— Start —

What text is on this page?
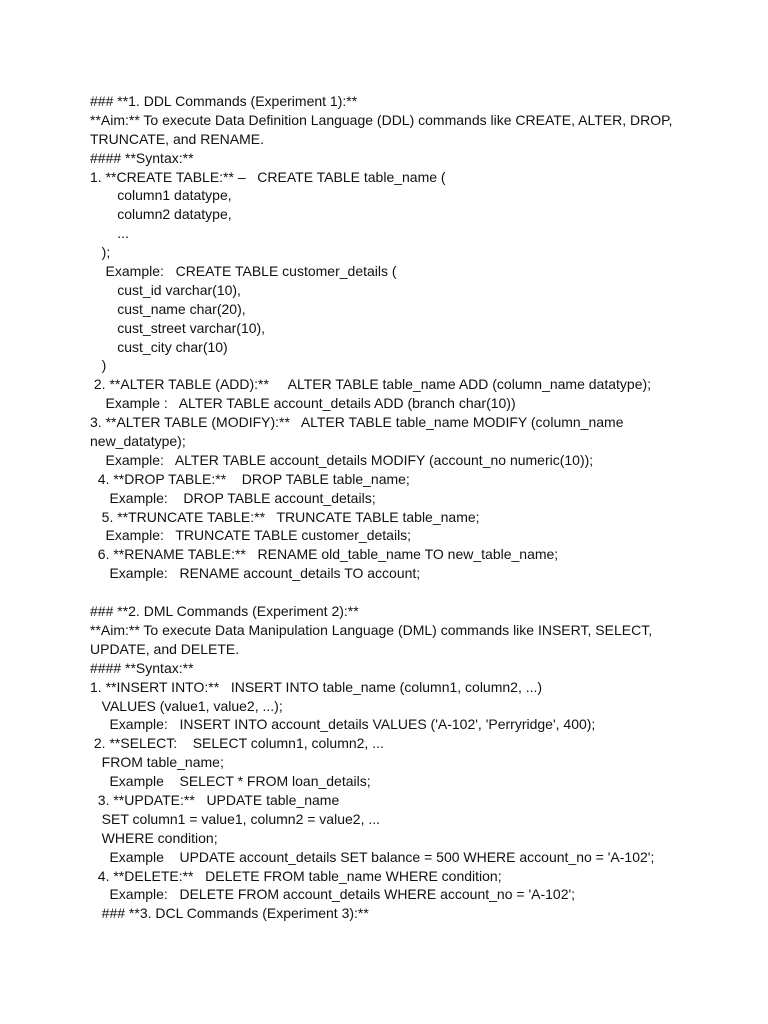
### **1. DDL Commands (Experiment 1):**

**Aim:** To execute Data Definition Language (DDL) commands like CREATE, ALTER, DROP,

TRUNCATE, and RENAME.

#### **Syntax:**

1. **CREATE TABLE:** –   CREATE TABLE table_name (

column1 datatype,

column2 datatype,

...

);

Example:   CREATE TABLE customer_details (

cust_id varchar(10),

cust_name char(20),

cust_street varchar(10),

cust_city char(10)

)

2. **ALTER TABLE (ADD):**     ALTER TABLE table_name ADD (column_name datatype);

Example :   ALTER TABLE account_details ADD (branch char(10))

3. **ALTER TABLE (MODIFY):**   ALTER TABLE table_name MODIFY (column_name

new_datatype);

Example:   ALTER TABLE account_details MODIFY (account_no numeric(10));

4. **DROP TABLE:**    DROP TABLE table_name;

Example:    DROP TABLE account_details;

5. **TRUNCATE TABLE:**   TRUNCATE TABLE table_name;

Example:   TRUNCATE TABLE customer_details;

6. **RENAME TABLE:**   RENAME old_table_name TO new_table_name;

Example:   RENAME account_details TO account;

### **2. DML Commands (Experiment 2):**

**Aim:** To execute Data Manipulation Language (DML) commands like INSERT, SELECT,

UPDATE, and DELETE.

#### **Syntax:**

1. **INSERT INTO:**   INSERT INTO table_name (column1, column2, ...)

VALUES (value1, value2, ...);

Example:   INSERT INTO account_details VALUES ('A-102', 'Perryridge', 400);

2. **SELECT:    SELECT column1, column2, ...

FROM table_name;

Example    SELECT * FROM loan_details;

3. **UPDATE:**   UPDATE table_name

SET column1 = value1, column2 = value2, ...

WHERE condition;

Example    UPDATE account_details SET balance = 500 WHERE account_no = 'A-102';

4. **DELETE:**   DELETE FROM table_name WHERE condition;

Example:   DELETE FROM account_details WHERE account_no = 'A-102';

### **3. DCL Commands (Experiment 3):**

— End —
— Start —

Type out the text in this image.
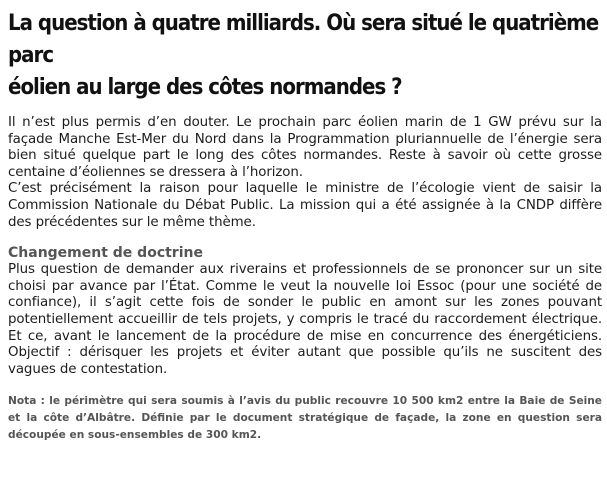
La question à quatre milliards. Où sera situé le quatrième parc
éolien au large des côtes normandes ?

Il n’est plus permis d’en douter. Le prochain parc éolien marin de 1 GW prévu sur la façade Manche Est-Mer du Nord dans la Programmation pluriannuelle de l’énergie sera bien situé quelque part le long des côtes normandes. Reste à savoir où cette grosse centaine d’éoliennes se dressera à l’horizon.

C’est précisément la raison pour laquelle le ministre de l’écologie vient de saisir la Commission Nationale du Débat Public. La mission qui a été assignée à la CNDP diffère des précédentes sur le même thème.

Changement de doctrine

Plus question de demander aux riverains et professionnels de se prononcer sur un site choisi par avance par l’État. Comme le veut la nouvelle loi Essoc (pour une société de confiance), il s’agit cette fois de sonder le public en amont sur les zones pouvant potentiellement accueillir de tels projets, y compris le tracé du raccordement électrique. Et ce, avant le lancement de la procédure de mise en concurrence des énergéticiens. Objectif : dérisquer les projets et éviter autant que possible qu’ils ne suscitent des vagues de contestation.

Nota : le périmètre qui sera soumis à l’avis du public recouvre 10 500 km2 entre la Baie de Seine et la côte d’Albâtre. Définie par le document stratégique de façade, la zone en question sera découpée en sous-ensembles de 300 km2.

— End —

(TASK DIRECTIONS) In the material above, show every line where the word "RENAME" turns up.

(RESPONSE FOR THIS EXERCISE)
TRUNCATE, and RENAME.
6. **RENAME TABLE:**   RENAME old_table_name TO new_table_name;
Example:   RENAME account_details TO account;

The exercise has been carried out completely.